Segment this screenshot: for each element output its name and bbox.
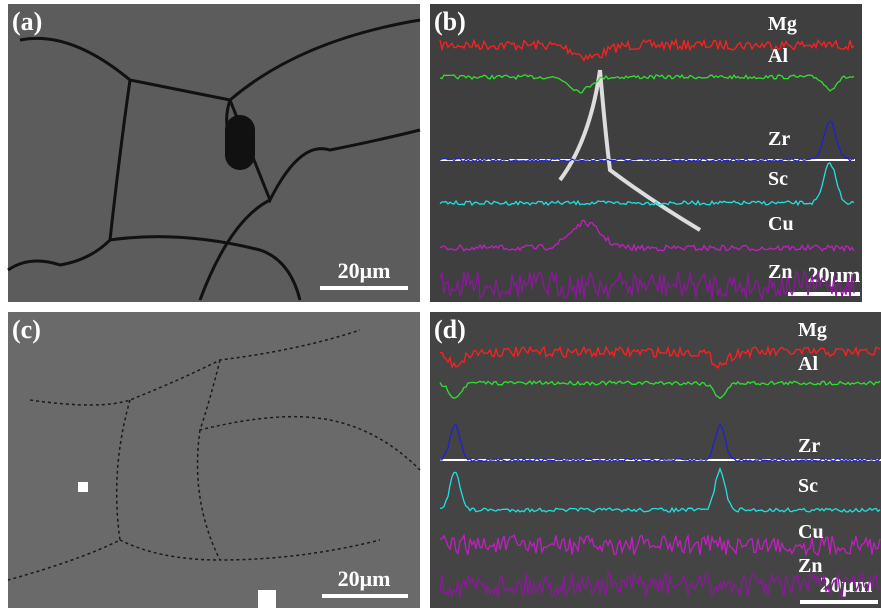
particle xyxy=(78,482,88,492)
scale-bar xyxy=(322,594,408,598)
panel-label: (c) xyxy=(12,315,41,344)
panel-a: (a) 20μm xyxy=(8,4,420,302)
scale-bar xyxy=(800,600,878,604)
panel-c: (c) 20μm xyxy=(8,312,420,608)
sem-image xyxy=(430,4,862,302)
panel-label: (d) xyxy=(434,315,466,344)
element-label: Al xyxy=(768,45,788,67)
figure: (a) 20μm (b) 20μm (c) 20μm (d) 20μm Mg Al… xyxy=(0,0,881,612)
panel-label: (b) xyxy=(434,7,466,36)
element-label: Zr xyxy=(798,435,820,457)
element-label: Sc xyxy=(768,168,788,190)
element-label: Zn xyxy=(798,555,822,577)
element-label: Zn xyxy=(768,261,792,283)
sem-image xyxy=(8,312,420,608)
grain-junction xyxy=(225,115,255,170)
element-label: Sc xyxy=(798,475,818,497)
scale-bar-label: 20μm xyxy=(338,566,391,591)
scale-bar-label: 20μm xyxy=(820,572,873,597)
scale-bar xyxy=(320,286,408,290)
element-label: Mg xyxy=(768,13,797,35)
element-label: Mg xyxy=(798,319,827,341)
scale-bar-label: 20μm xyxy=(338,258,391,283)
element-label: Cu xyxy=(768,213,794,235)
element-label: Zr xyxy=(768,128,790,150)
panel-label: (a) xyxy=(12,7,42,36)
element-label: Al xyxy=(798,353,818,375)
particle xyxy=(258,590,276,608)
element-label: Cu xyxy=(798,521,824,543)
panel-b: (b) 20μm xyxy=(430,4,862,302)
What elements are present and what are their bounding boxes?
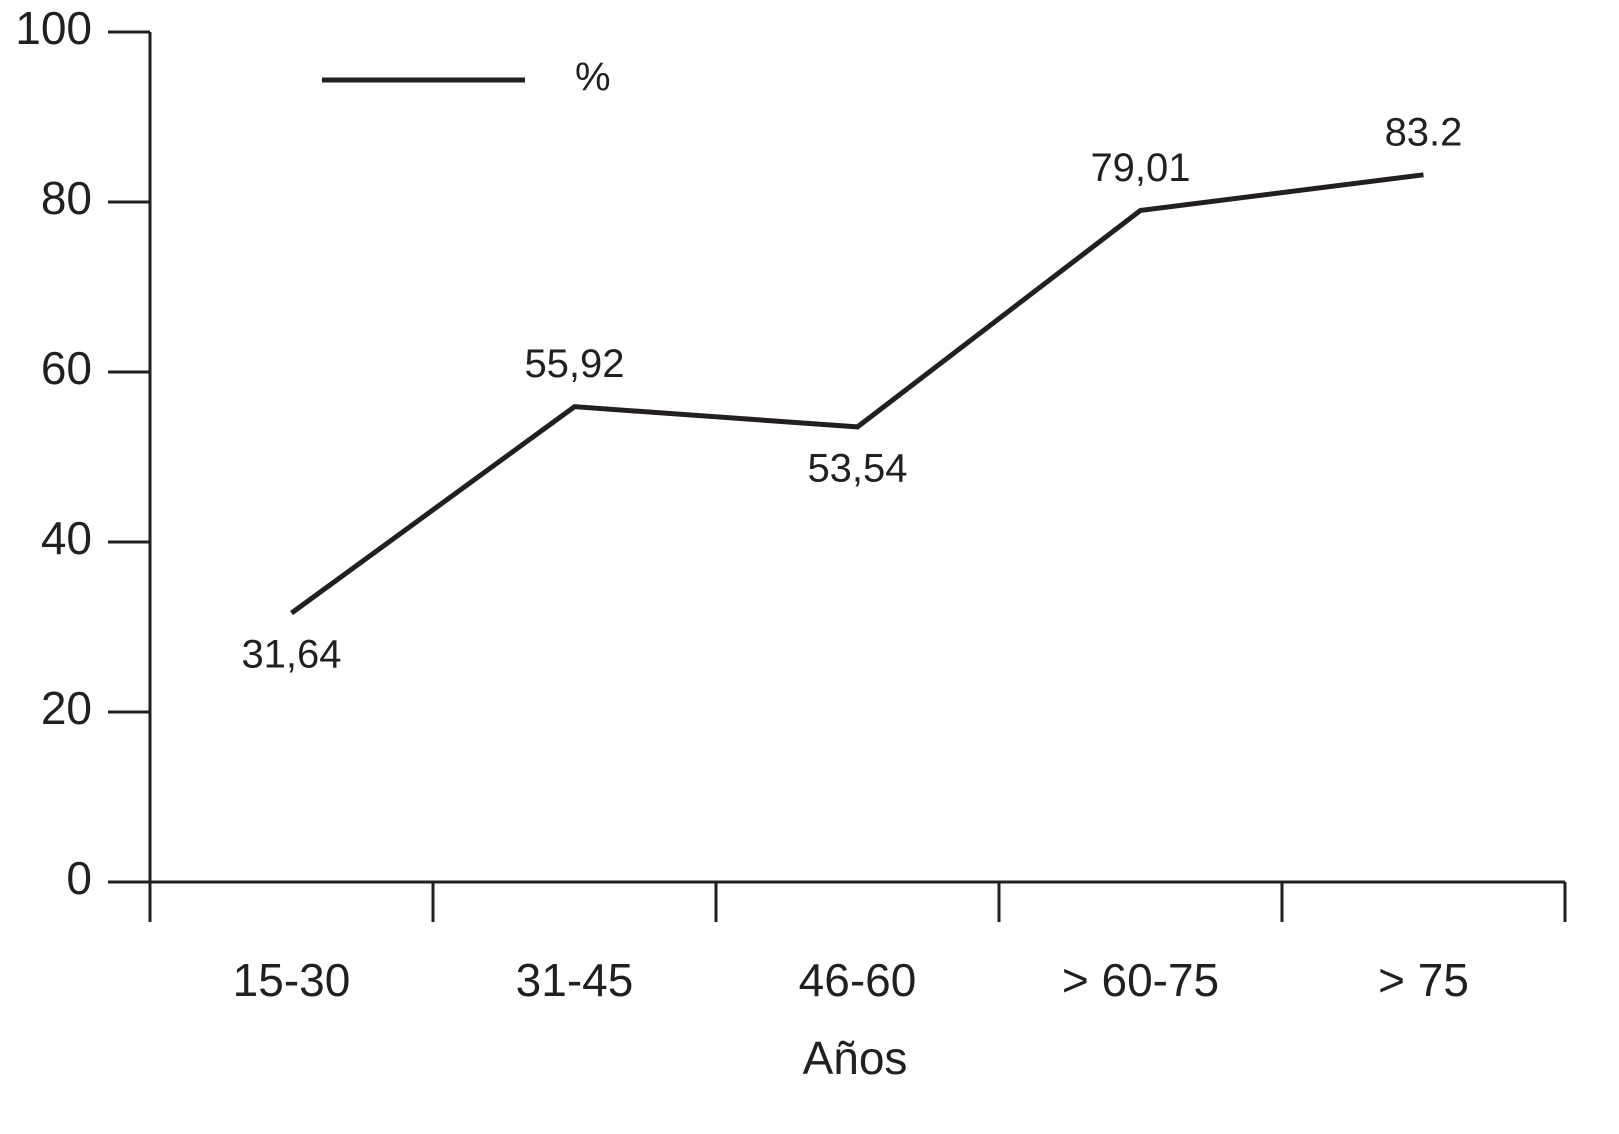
x-tick-label: > 75: [1378, 954, 1469, 1006]
data-label: 79,01: [1090, 146, 1190, 190]
y-tick-label: 60: [41, 342, 92, 394]
y-tick-label: 0: [66, 852, 92, 904]
x-tick-label: 31-45: [516, 954, 634, 1006]
data-label: 55,92: [524, 342, 624, 386]
x-tick-label: 46-60: [799, 954, 917, 1006]
data-line: [290, 172, 1424, 616]
data-label: 83.2: [1385, 110, 1463, 154]
x-tick-label: > 60-75: [1062, 954, 1219, 1006]
y-tick-label: 20: [41, 682, 92, 734]
y-tick-label: 100: [15, 2, 92, 54]
y-tick-label: 80: [41, 172, 92, 224]
legend-label: %: [575, 56, 611, 100]
data-label: 53,54: [807, 446, 907, 490]
y-tick-label: 40: [41, 512, 92, 564]
x-tick-label: 15-30: [233, 954, 351, 1006]
x-axis-label: Años: [803, 1032, 908, 1084]
data-label: 31,64: [241, 633, 341, 677]
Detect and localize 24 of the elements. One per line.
——————
• EXERCISE AIM
Present the records from the line containing "x-tick-label: > 75: [1378, 954, 1469, 1006]" through the last line of the records as a Markdown table with the columns Row and Line, giving each line its own numbered row and leaving out any blank lines.

• REPLY
| Row | Line |
|---|---|
| 1 | x-tick-label: > 75: [1378, 954, 1469, 1006] |
| 2 | data-label: 79,01: [1090, 146, 1190, 190] |
| 3 | y-tick-label: 60: [41, 342, 92, 394] |
| 4 | y-tick-label: 0: [66, 852, 92, 904] |
| 5 | x-tick-label: 31-45: [516, 954, 634, 1006] |
| 6 | data-label: 55,92: [524, 342, 624, 386] |
| 7 | x-tick-label: 46-60: [799, 954, 917, 1006] |
| 8 | data-line: [290, 172, 1424, 616] |
| 9 | data-label: 83.2: [1385, 110, 1463, 154] |
| 10 | x-tick-label: > 60-75: [1062, 954, 1219, 1006] |
| 11 | y-tick-label: 20: [41, 682, 92, 734] |
| 12 | y-tick-label: 100: [15, 2, 92, 54] |
| 13 | y-tick-label: 80: [41, 172, 92, 224] |
| 14 | legend-label: %: [575, 56, 611, 100] |
| 15 | data-label: 53,54: [807, 446, 907, 490] |
| 16 | y-tick-label: 40: [41, 512, 92, 564] |
| 17 | x-tick-label: 15-30: [233, 954, 351, 1006] |
| 18 | x-axis-label: Años: [803, 1032, 908, 1084] |
| 19 | data-label: 31,64: [241, 633, 341, 677] |
| 20 | Detect and localize 24 of the elements. One per line. |